[ENTRIES PROVIDED]
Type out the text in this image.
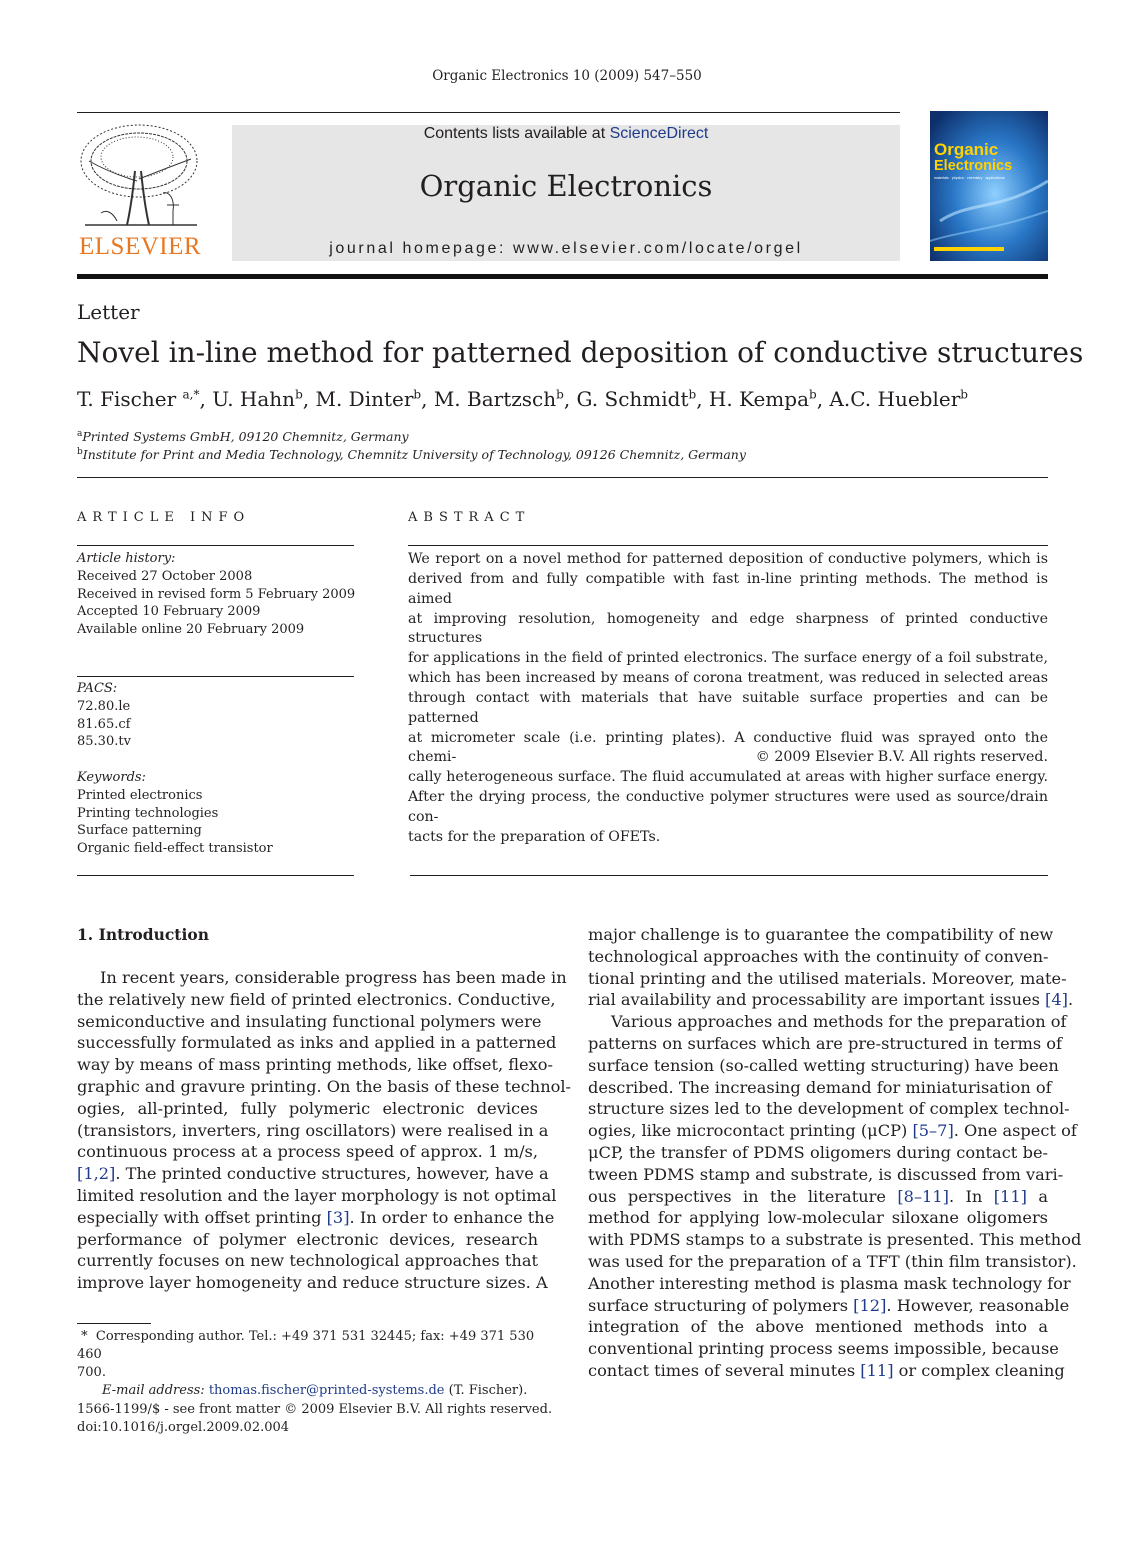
Organic Electronics 10 (2009) 547–550
ELSEVIER
Contents lists available at ScienceDirect
Organic Electronics
journal homepage: www.elsevier.com/locate/orgel
Organic
Electronics
materials · physics · chemistry · applications
Letter
Novel in-line method for patterned deposition of conductive structures
T. Fischer $^{a,*}$, U. Hahn$^b$, M. Dinter$^b$, M. Bartzsch$^b$, G. Schmidt$^b$, H. Kempa$^b$, A.C. Huebler$^b$
$^a$Printed Systems GmbH, 09120 Chemnitz, Germany
$^b$Institute for Print and Media Technology, Chemnitz University of Technology, 09126 Chemnitz, Germany
ARTICLE INFO
Article history:
Received 27 October 2008
Received in revised form 5 February 2009
Accepted 10 February 2009
Available online 20 February 2009
PACS:
72.80.le
81.65.cf
85.30.tv
Keywords:
Printed electronics
Printing technologies
Surface patterning
Organic field-effect transistor
ABSTRACT
We report on a novel method for patterned deposition of conductive polymers, which is
derived from and fully compatible with fast in-line printing methods. The method is aimed
at improving resolution, homogeneity and edge sharpness of printed conductive structures
for applications in the field of printed electronics. The surface energy of a foil substrate,
which has been increased by means of corona treatment, was reduced in selected areas
through contact with materials that have suitable surface properties and can be patterned
at micrometer scale (i.e. printing plates). A conductive fluid was sprayed onto the chemi-
cally heterogeneous surface. The fluid accumulated at areas with higher surface energy.
After the drying process, the conductive polymer structures were used as source/drain con-
tacts for the preparation of OFETs.
© 2009 Elsevier B.V. All rights reserved.
1. Introduction
In recent years, considerable progress has been made in
the relatively new field of printed electronics. Conductive,
semiconductive and insulating functional polymers were
successfully formulated as inks and applied in a patterned
way by means of mass printing methods, like offset, flexo-
graphic and gravure printing. On the basis of these technol-
ogies, all-printed, fully polymeric electronic devices
(transistors, inverters, ring oscillators) were realised in a
continuous process at a process speed of approx. 1 m/s,
[1,2]. The printed conductive structures, however, have a
limited resolution and the layer morphology is not optimal
especially with offset printing [3]. In order to enhance the
performance of polymer electronic devices, research
currently focuses on new technological approaches that
improve layer homogeneity and reduce structure sizes. A
major challenge is to guarantee the compatibility of new
technological approaches with the continuity of conven-
tional printing and the utilised materials. Moreover, mate-
rial availability and processability are important issues [4].
Various approaches and methods for the preparation of
patterns on surfaces which are pre-structured in terms of
surface tension (so-called wetting structuring) have been
described. The increasing demand for miniaturisation of
structure sizes led to the development of complex technol-
ogies, like microcontact printing (μCP) [5–7]. One aspect of
μCP, the transfer of PDMS oligomers during contact be-
tween PDMS stamp and substrate, is discussed from vari-
ous perspectives in the literature [8–11]. In [11] a
method for applying low-molecular siloxane oligomers
with PDMS stamps to a substrate is presented. This method
was used for the preparation of a TFT (thin film transistor).
Another interesting method is plasma mask technology for
surface structuring of polymers [12]. However, reasonable
integration of the above mentioned methods into a
conventional printing process seems impossible, because
contact times of several minutes [11] or complex cleaning
* Corresponding author. Tel.: +49 371 531 32445; fax: +49 371 530 460
700.
E-mail address: thomas.fischer@printed-systems.de (T. Fischer).
1566-1199/$ - see front matter © 2009 Elsevier B.V. All rights reserved.
doi:10.1016/j.orgel.2009.02.004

[WHAT TO WORK ON] Reproduce every line of the material precisely, omitting its pictures.

[FINISHED EXERCISE]
Type out the text in this image.
Organic Electronics 10 (2009) 547–550
ELSEVIER
Contents lists available at ScienceDirect
Organic Electronics
journal homepage: www.elsevier.com/locate/orgel
Organic
Electronics
materials · physics · chemistry · applications
Letter
Novel in-line method for patterned deposition of conductive structures
T. Fischer $^{a,*}$, U. Hahn$^b$, M. Dinter$^b$, M. Bartzsch$^b$, G. Schmidt$^b$, H. Kempa$^b$, A.C. Huebler$^b$
$^a$Printed Systems GmbH, 09120 Chemnitz, Germany
$^b$Institute for Print and Media Technology, Chemnitz University of Technology, 09126 Chemnitz, Germany
ARTICLE INFO
Article history:
Received 27 October 2008
Received in revised form 5 February 2009
Accepted 10 February 2009
Available online 20 February 2009
PACS:
72.80.le
81.65.cf
85.30.tv
Keywords:
Printed electronics
Printing technologies
Surface patterning
Organic field-effect transistor
ABSTRACT
We report on a novel method for patterned deposition of conductive polymers, which is
derived from and fully compatible with fast in-line printing methods. The method is aimed
at improving resolution, homogeneity and edge sharpness of printed conductive structures
for applications in the field of printed electronics. The surface energy of a foil substrate,
which has been increased by means of corona treatment, was reduced in selected areas
through contact with materials that have suitable surface properties and can be patterned
at micrometer scale (i.e. printing plates). A conductive fluid was sprayed onto the chemi-
cally heterogeneous surface. The fluid accumulated at areas with higher surface energy.
After the drying process, the conductive polymer structures were used as source/drain con-
tacts for the preparation of OFETs.
© 2009 Elsevier B.V. All rights reserved.
1. Introduction
In recent years, considerable progress has been made in
the relatively new field of printed electronics. Conductive,
semiconductive and insulating functional polymers were
successfully formulated as inks and applied in a patterned
way by means of mass printing methods, like offset, flexo-
graphic and gravure printing. On the basis of these technol-
ogies, all-printed, fully polymeric electronic devices
(transistors, inverters, ring oscillators) were realised in a
continuous process at a process speed of approx. 1 m/s,
[1,2]. The printed conductive structures, however, have a
limited resolution and the layer morphology is not optimal
especially with offset printing [3]. In order to enhance the
performance of polymer electronic devices, research
currently focuses on new technological approaches that
improve layer homogeneity and reduce structure sizes. A
major challenge is to guarantee the compatibility of new
technological approaches with the continuity of conven-
tional printing and the utilised materials. Moreover, mate-
rial availability and processability are important issues [4].
Various approaches and methods for the preparation of
patterns on surfaces which are pre-structured in terms of
surface tension (so-called wetting structuring) have been
described. The increasing demand for miniaturisation of
structure sizes led to the development of complex technol-
ogies, like microcontact printing (μCP) [5–7]. One aspect of
μCP, the transfer of PDMS oligomers during contact be-
tween PDMS stamp and substrate, is discussed from vari-
ous perspectives in the literature [8–11]. In [11] a
method for applying low-molecular siloxane oligomers
with PDMS stamps to a substrate is presented. This method
was used for the preparation of a TFT (thin film transistor).
Another interesting method is plasma mask technology for
surface structuring of polymers [12]. However, reasonable
integration of the above mentioned methods into a
conventional printing process seems impossible, because
contact times of several minutes [11] or complex cleaning
* Corresponding author. Tel.: +49 371 531 32445; fax: +49 371 530 460
700.
E-mail address: thomas.fischer@printed-systems.de (T. Fischer).
1566-1199/$ - see front matter © 2009 Elsevier B.V. All rights reserved.
doi:10.1016/j.orgel.2009.02.004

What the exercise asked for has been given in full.